Dataset listings of figures
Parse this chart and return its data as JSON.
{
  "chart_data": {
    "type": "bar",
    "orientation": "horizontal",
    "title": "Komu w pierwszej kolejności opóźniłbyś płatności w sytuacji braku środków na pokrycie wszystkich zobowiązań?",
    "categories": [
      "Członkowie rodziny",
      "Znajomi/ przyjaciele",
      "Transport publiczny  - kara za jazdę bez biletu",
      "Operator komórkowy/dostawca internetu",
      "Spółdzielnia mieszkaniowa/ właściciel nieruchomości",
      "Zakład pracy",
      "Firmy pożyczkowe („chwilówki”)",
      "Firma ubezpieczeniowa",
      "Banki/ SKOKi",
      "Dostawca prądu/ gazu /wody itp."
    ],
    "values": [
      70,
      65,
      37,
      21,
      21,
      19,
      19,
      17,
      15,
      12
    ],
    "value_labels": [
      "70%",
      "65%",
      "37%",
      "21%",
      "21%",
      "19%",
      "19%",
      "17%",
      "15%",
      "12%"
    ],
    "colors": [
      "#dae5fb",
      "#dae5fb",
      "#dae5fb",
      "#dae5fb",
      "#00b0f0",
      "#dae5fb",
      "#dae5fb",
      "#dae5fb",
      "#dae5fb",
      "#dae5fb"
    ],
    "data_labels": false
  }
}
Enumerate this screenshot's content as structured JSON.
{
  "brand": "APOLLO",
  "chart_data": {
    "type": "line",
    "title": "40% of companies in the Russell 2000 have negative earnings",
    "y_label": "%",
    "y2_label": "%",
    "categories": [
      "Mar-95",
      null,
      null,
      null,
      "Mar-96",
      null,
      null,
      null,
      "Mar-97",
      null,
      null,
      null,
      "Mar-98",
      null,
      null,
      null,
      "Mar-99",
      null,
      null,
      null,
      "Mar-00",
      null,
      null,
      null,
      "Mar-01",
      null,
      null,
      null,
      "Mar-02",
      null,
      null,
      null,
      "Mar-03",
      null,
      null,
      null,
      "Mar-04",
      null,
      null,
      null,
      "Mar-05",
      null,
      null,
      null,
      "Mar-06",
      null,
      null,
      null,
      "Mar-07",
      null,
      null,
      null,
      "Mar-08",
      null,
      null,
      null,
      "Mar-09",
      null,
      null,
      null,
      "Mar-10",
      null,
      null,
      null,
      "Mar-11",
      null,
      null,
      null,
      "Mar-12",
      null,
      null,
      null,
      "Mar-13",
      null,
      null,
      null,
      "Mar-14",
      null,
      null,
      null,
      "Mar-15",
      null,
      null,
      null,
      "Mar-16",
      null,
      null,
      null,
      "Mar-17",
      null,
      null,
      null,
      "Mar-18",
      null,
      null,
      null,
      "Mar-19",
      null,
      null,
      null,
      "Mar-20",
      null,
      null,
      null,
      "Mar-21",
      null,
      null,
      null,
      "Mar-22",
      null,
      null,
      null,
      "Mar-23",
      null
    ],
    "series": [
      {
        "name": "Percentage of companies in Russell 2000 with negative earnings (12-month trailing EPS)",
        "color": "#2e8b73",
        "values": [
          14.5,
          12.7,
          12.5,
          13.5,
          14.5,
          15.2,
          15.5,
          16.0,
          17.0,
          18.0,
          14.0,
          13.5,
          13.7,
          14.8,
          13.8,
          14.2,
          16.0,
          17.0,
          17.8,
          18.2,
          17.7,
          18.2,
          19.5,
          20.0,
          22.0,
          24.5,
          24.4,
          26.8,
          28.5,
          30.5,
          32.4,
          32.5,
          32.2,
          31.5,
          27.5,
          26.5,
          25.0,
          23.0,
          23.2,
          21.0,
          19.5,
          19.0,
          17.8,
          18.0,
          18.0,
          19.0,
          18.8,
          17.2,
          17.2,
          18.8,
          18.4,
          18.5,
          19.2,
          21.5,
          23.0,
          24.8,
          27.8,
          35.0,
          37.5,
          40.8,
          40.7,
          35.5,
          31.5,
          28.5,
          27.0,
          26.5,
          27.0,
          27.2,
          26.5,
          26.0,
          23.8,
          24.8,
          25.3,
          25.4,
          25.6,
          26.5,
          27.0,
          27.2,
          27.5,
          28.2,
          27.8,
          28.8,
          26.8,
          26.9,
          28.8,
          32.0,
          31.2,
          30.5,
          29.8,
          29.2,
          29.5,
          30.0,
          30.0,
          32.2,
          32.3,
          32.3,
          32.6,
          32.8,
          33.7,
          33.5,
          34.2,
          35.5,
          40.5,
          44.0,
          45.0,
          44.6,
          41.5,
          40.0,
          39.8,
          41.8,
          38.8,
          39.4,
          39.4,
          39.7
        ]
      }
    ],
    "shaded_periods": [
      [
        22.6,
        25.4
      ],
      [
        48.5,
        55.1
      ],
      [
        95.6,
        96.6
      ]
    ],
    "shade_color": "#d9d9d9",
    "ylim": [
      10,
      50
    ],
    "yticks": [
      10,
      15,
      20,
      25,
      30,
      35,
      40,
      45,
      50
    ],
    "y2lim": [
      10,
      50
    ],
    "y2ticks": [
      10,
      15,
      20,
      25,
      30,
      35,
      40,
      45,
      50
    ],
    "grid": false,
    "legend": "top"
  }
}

**What the task asks**
Search the entries for "companies" and copy out each line that has it.

**Solution**
    "title": "40% of companies in the Russell 2000 have negative earnings",
        "name": "Percentage of companies in Russell 2000 with negative earnings (12-month trailing EPS)",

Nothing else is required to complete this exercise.